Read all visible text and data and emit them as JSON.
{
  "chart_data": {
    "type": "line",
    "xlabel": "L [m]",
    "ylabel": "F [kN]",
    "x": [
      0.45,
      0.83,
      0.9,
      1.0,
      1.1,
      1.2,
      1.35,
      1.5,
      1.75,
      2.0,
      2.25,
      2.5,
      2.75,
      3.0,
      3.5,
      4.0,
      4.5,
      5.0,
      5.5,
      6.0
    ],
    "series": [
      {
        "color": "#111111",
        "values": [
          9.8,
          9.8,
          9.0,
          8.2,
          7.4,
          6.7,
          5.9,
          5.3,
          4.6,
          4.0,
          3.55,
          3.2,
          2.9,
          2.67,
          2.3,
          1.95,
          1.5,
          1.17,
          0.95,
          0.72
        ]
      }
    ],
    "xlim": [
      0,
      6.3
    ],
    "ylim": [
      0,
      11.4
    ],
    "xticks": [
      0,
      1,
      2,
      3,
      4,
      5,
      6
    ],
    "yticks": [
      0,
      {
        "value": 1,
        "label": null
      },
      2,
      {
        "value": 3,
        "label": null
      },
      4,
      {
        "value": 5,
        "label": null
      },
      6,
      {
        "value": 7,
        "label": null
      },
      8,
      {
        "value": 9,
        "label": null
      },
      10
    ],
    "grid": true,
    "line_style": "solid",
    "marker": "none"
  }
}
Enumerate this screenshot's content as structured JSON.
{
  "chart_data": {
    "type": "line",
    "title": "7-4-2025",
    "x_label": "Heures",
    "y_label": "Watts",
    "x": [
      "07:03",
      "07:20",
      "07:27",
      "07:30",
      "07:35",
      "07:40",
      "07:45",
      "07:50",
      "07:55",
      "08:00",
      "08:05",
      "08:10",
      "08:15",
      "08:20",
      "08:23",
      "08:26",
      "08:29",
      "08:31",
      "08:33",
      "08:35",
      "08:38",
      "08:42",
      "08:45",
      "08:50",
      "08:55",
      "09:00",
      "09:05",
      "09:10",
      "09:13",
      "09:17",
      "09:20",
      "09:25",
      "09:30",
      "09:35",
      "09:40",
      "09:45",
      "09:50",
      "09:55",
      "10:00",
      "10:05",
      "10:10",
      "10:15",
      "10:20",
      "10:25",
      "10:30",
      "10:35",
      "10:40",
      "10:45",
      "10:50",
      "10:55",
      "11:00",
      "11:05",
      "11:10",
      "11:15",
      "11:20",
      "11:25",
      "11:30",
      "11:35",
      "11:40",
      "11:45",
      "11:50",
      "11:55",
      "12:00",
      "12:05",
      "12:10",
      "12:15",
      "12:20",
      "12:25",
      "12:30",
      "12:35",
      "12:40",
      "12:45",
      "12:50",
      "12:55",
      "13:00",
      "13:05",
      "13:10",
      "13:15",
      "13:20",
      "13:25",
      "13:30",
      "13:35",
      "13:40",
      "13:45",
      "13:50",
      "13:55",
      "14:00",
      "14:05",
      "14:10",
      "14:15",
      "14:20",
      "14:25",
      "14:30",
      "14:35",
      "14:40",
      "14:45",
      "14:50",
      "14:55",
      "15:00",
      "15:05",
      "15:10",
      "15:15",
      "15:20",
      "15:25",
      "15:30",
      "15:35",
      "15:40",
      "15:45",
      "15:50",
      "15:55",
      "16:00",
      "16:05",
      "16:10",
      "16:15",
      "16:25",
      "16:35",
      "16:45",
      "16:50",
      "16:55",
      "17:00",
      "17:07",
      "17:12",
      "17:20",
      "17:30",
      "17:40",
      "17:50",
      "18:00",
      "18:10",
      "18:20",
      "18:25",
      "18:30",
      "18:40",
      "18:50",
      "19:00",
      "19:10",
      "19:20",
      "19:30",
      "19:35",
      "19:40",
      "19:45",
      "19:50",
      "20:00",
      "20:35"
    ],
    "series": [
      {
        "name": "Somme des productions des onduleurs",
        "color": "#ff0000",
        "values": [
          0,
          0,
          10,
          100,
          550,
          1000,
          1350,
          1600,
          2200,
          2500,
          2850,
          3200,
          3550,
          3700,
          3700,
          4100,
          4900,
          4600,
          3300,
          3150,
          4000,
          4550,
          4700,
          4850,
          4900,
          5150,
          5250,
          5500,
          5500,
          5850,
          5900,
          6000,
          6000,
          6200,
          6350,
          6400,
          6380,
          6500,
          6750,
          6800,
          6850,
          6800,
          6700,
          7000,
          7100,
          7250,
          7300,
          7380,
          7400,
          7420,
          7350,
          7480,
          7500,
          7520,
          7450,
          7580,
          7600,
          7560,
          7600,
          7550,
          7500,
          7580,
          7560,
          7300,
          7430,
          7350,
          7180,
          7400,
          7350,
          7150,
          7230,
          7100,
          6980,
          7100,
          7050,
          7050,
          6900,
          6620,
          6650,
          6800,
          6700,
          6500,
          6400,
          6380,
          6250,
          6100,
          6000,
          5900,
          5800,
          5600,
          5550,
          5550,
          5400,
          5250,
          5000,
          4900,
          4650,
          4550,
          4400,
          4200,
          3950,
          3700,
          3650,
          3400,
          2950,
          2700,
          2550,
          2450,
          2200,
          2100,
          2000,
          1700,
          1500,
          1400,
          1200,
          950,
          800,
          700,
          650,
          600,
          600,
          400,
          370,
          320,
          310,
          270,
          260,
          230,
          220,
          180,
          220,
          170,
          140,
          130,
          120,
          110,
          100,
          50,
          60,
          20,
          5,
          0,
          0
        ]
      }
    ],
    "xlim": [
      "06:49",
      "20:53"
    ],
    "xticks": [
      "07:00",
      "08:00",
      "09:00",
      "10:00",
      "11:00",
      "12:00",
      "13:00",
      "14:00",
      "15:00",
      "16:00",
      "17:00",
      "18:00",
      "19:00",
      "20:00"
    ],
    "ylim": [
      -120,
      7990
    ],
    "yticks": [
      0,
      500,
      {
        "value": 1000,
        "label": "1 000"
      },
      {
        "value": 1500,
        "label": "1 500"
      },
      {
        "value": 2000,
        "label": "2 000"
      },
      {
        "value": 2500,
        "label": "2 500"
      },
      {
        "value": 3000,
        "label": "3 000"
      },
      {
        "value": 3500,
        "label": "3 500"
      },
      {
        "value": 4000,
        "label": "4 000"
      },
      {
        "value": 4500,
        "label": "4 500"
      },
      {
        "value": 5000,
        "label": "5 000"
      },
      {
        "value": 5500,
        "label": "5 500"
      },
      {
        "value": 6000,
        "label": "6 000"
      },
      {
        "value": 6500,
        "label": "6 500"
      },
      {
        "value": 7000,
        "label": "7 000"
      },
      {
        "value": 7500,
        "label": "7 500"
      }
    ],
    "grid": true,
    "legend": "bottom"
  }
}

* _Written problem_
Quote every record above exactly.

* _Solution to this exercise_
Read all visible text and data and emit them as JSON.
{
  "chart_data": {
    "type": "line",
    "xlabel": "L [m]",
    "ylabel": "F [kN]",
    "x": [
      0.45,
      0.83,
      0.9,
      1.0,
      1.1,
      1.2,
      1.35,
      1.5,
      1.75,
      2.0,
      2.25,
      2.5,
      2.75,
      3.0,
      3.5,
      4.0,
      4.5,
      5.0,
      5.5,
      6.0
    ],
    "series": [
      {
        "color": "#111111",
        "values": [
          9.8,
          9.8,
          9.0,
          8.2,
          7.4,
          6.7,
          5.9,
          5.3,
          4.6,
          4.0,
          3.55,
          3.2,
          2.9,
          2.67,
          2.3,
          1.95,
          1.5,
          1.17,
          0.95,
          0.72
        ]
      }
    ],
    "xlim": [
      0,
      6.3
    ],
    "ylim": [
      0,
      11.4
    ],
    "xticks": [
      0,
      1,
      2,
      3,
      4,
      5,
      6
    ],
    "yticks": [
      0,
      {
        "value": 1,
        "label": null
      },
      2,
      {
        "value": 3,
        "label": null
      },
      4,
      {
        "value": 5,
        "label": null
      },
      6,
      {
        "value": 7,
        "label": null
      },
      8,
      {
        "value": 9,
        "label": null
      },
      10
    ],
    "grid": true,
    "line_style": "solid",
    "marker": "none"
  }
}
Enumerate this screenshot's content as structured JSON.
{
  "chart_data": {
    "type": "line",
    "title": "7-4-2025",
    "x_label": "Heures",
    "y_label": "Watts",
    "x": [
      "07:03",
      "07:20",
      "07:27",
      "07:30",
      "07:35",
      "07:40",
      "07:45",
      "07:50",
      "07:55",
      "08:00",
      "08:05",
      "08:10",
      "08:15",
      "08:20",
      "08:23",
      "08:26",
      "08:29",
      "08:31",
      "08:33",
      "08:35",
      "08:38",
      "08:42",
      "08:45",
      "08:50",
      "08:55",
      "09:00",
      "09:05",
      "09:10",
      "09:13",
      "09:17",
      "09:20",
      "09:25",
      "09:30",
      "09:35",
      "09:40",
      "09:45",
      "09:50",
      "09:55",
      "10:00",
      "10:05",
      "10:10",
      "10:15",
      "10:20",
      "10:25",
      "10:30",
      "10:35",
      "10:40",
      "10:45",
      "10:50",
      "10:55",
      "11:00",
      "11:05",
      "11:10",
      "11:15",
      "11:20",
      "11:25",
      "11:30",
      "11:35",
      "11:40",
      "11:45",
      "11:50",
      "11:55",
      "12:00",
      "12:05",
      "12:10",
      "12:15",
      "12:20",
      "12:25",
      "12:30",
      "12:35",
      "12:40",
      "12:45",
      "12:50",
      "12:55",
      "13:00",
      "13:05",
      "13:10",
      "13:15",
      "13:20",
      "13:25",
      "13:30",
      "13:35",
      "13:40",
      "13:45",
      "13:50",
      "13:55",
      "14:00",
      "14:05",
      "14:10",
      "14:15",
      "14:20",
      "14:25",
      "14:30",
      "14:35",
      "14:40",
      "14:45",
      "14:50",
      "14:55",
      "15:00",
      "15:05",
      "15:10",
      "15:15",
      "15:20",
      "15:25",
      "15:30",
      "15:35",
      "15:40",
      "15:45",
      "15:50",
      "15:55",
      "16:00",
      "16:05",
      "16:10",
      "16:15",
      "16:25",
      "16:35",
      "16:45",
      "16:50",
      "16:55",
      "17:00",
      "17:07",
      "17:12",
      "17:20",
      "17:30",
      "17:40",
      "17:50",
      "18:00",
      "18:10",
      "18:20",
      "18:25",
      "18:30",
      "18:40",
      "18:50",
      "19:00",
      "19:10",
      "19:20",
      "19:30",
      "19:35",
      "19:40",
      "19:45",
      "19:50",
      "20:00",
      "20:35"
    ],
    "series": [
      {
        "name": "Somme des productions des onduleurs",
        "color": "#ff0000",
        "values": [
          0,
          0,
          10,
          100,
          550,
          1000,
          1350,
          1600,
          2200,
          2500,
          2850,
          3200,
          3550,
          3700,
          3700,
          4100,
          4900,
          4600,
          3300,
          3150,
          4000,
          4550,
          4700,
          4850,
          4900,
          5150,
          5250,
          5500,
          5500,
          5850,
          5900,
          6000,
          6000,
          6200,
          6350,
          6400,
          6380,
          6500,
          6750,
          6800,
          6850,
          6800,
          6700,
          7000,
          7100,
          7250,
          7300,
          7380,
          7400,
          7420,
          7350,
          7480,
          7500,
          7520,
          7450,
          7580,
          7600,
          7560,
          7600,
          7550,
          7500,
          7580,
          7560,
          7300,
          7430,
          7350,
          7180,
          7400,
          7350,
          7150,
          7230,
          7100,
          6980,
          7100,
          7050,
          7050,
          6900,
          6620,
          6650,
          6800,
          6700,
          6500,
          6400,
          6380,
          6250,
          6100,
          6000,
          5900,
          5800,
          5600,
          5550,
          5550,
          5400,
          5250,
          5000,
          4900,
          4650,
          4550,
          4400,
          4200,
          3950,
          3700,
          3650,
          3400,
          2950,
          2700,
          2550,
          2450,
          2200,
          2100,
          2000,
          1700,
          1500,
          1400,
          1200,
          950,
          800,
          700,
          650,
          600,
          600,
          400,
          370,
          320,
          310,
          270,
          260,
          230,
          220,
          180,
          220,
          170,
          140,
          130,
          120,
          110,
          100,
          50,
          60,
          20,
          5,
          0,
          0
        ]
      }
    ],
    "xlim": [
      "06:49",
      "20:53"
    ],
    "xticks": [
      "07:00",
      "08:00",
      "09:00",
      "10:00",
      "11:00",
      "12:00",
      "13:00",
      "14:00",
      "15:00",
      "16:00",
      "17:00",
      "18:00",
      "19:00",
      "20:00"
    ],
    "ylim": [
      -120,
      7990
    ],
    "yticks": [
      0,
      500,
      {
        "value": 1000,
        "label": "1 000"
      },
      {
        "value": 1500,
        "label": "1 500"
      },
      {
        "value": 2000,
        "label": "2 000"
      },
      {
        "value": 2500,
        "label": "2 500"
      },
      {
        "value": 3000,
        "label": "3 000"
      },
      {
        "value": 3500,
        "label": "3 500"
      },
      {
        "value": 4000,
        "label": "4 000"
      },
      {
        "value": 4500,
        "label": "4 500"
      },
      {
        "value": 5000,
        "label": "5 000"
      },
      {
        "value": 5500,
        "label": "5 500"
      },
      {
        "value": 6000,
        "label": "6 000"
      },
      {
        "value": 6500,
        "label": "6 500"
      },
      {
        "value": 7000,
        "label": "7 000"
      },
      {
        "value": 7500,
        "label": "7 500"
      }
    ],
    "grid": true,
    "legend": "bottom"
  }
}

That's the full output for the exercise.